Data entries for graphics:

|---|

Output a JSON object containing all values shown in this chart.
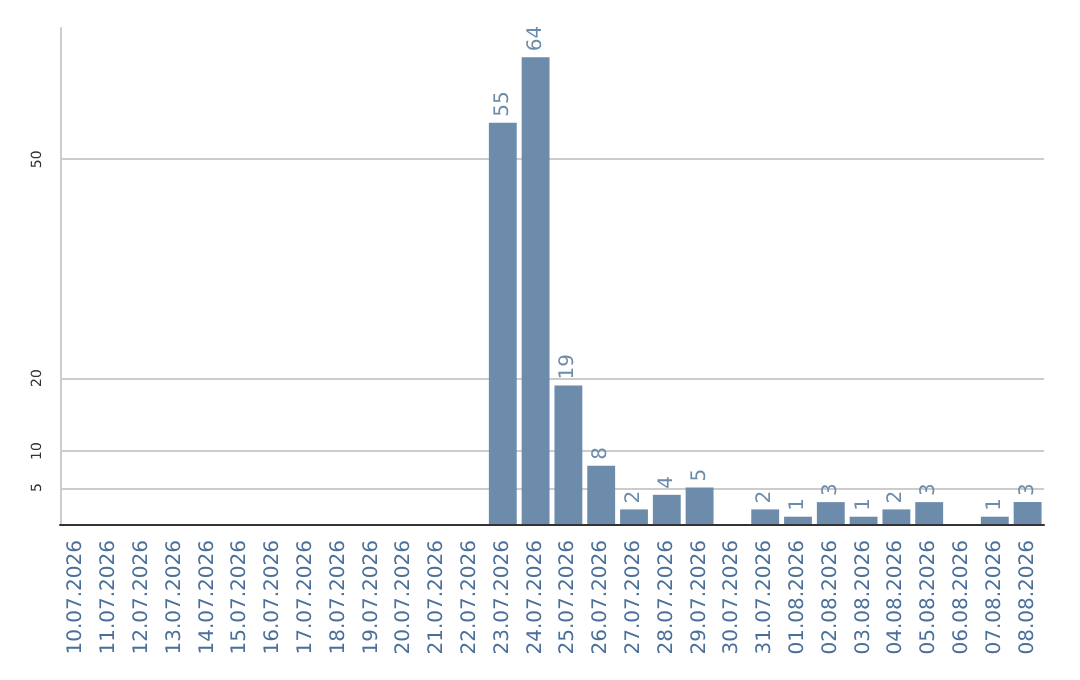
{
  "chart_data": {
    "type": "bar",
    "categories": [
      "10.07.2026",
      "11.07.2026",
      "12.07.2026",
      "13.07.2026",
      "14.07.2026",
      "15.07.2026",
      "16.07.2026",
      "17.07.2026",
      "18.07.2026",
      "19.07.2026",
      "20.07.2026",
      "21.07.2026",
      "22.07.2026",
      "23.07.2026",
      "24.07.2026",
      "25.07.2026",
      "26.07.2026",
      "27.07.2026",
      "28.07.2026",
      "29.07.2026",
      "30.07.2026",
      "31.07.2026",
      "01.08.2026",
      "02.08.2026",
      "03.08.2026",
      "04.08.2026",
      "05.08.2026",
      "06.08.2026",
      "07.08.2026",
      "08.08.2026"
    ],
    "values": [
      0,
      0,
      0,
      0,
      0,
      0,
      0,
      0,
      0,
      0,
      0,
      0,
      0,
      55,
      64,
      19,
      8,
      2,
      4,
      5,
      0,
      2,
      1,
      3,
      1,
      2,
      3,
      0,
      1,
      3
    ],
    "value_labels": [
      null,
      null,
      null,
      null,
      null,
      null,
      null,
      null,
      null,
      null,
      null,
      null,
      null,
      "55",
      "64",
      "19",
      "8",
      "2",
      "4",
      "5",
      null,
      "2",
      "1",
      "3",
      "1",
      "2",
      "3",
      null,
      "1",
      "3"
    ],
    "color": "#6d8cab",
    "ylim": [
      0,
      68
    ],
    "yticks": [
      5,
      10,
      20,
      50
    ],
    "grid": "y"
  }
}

|---|

Without including any pictures, output all the entries above exactly.

### Solution for this problem
Output a JSON object containing all values shown in this chart.
{
  "chart_data": {
    "type": "bar",
    "categories": [
      "10.07.2026",
      "11.07.2026",
      "12.07.2026",
      "13.07.2026",
      "14.07.2026",
      "15.07.2026",
      "16.07.2026",
      "17.07.2026",
      "18.07.2026",
      "19.07.2026",
      "20.07.2026",
      "21.07.2026",
      "22.07.2026",
      "23.07.2026",
      "24.07.2026",
      "25.07.2026",
      "26.07.2026",
      "27.07.2026",
      "28.07.2026",
      "29.07.2026",
      "30.07.2026",
      "31.07.2026",
      "01.08.2026",
      "02.08.2026",
      "03.08.2026",
      "04.08.2026",
      "05.08.2026",
      "06.08.2026",
      "07.08.2026",
      "08.08.2026"
    ],
    "values": [
      0,
      0,
      0,
      0,
      0,
      0,
      0,
      0,
      0,
      0,
      0,
      0,
      0,
      55,
      64,
      19,
      8,
      2,
      4,
      5,
      0,
      2,
      1,
      3,
      1,
      2,
      3,
      0,
      1,
      3
    ],
    "value_labels": [
      null,
      null,
      null,
      null,
      null,
      null,
      null,
      null,
      null,
      null,
      null,
      null,
      null,
      "55",
      "64",
      "19",
      "8",
      "2",
      "4",
      "5",
      null,
      "2",
      "1",
      "3",
      "1",
      "2",
      "3",
      null,
      "1",
      "3"
    ],
    "color": "#6d8cab",
    "ylim": [
      0,
      68
    ],
    "yticks": [
      5,
      10,
      20,
      50
    ],
    "grid": "y"
  }
}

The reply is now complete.